→ Work to do
Word for word, restate every line of the material.

→ Exercise material
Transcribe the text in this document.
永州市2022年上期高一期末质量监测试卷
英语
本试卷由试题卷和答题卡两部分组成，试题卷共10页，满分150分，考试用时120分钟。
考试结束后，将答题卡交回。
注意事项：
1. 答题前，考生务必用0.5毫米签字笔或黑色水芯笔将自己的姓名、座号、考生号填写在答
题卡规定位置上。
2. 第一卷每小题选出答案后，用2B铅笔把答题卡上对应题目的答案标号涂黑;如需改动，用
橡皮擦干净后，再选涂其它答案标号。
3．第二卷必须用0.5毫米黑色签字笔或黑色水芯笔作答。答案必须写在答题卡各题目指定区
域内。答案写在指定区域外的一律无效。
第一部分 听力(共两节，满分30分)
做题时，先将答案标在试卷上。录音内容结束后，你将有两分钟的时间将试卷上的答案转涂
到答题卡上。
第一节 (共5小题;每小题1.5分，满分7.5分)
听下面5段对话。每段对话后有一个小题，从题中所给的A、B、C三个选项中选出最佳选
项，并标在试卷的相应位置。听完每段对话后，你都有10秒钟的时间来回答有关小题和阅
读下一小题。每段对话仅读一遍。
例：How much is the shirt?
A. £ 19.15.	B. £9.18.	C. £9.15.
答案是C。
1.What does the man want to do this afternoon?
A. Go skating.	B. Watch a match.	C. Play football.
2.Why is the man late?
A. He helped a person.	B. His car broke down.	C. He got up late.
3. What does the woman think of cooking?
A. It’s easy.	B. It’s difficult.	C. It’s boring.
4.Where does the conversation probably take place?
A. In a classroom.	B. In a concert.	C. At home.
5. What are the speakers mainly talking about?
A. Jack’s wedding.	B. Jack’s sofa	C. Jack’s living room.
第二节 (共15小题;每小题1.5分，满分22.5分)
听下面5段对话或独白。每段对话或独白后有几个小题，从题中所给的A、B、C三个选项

→ Response to the exercise
Transcribe the text in this document.
永州市2022年上期高一期末质量监测试卷
英语
本试卷由试题卷和答题卡两部分组成，试题卷共10页，满分150分，考试用时120分钟。
考试结束后，将答题卡交回。
注意事项：
1. 答题前，考生务必用0.5毫米签字笔或黑色水芯笔将自己的姓名、座号、考生号填写在答
题卡规定位置上。
2. 第一卷每小题选出答案后，用2B铅笔把答题卡上对应题目的答案标号涂黑;如需改动，用
橡皮擦干净后，再选涂其它答案标号。
3．第二卷必须用0.5毫米黑色签字笔或黑色水芯笔作答。答案必须写在答题卡各题目指定区
域内。答案写在指定区域外的一律无效。
第一部分 听力(共两节，满分30分)
做题时，先将答案标在试卷上。录音内容结束后，你将有两分钟的时间将试卷上的答案转涂
到答题卡上。
第一节 (共5小题;每小题1.5分，满分7.5分)
听下面5段对话。每段对话后有一个小题，从题中所给的A、B、C三个选项中选出最佳选
项，并标在试卷的相应位置。听完每段对话后，你都有10秒钟的时间来回答有关小题和阅
读下一小题。每段对话仅读一遍。
例：How much is the shirt?
A. £ 19.15.	B. £9.18.	C. £9.15.
答案是C。
1.What does the man want to do this afternoon?
A. Go skating.	B. Watch a match.	C. Play football.
2.Why is the man late?
A. He helped a person.	B. His car broke down.	C. He got up late.
3. What does the woman think of cooking?
A. It’s easy.	B. It’s difficult.	C. It’s boring.
4.Where does the conversation probably take place?
A. In a classroom.	B. In a concert.	C. At home.
5. What are the speakers mainly talking about?
A. Jack’s wedding.	B. Jack’s sofa	C. Jack’s living room.
第二节 (共15小题;每小题1.5分，满分22.5分)
听下面5段对话或独白。每段对话或独白后有几个小题，从题中所给的A、B、C三个选项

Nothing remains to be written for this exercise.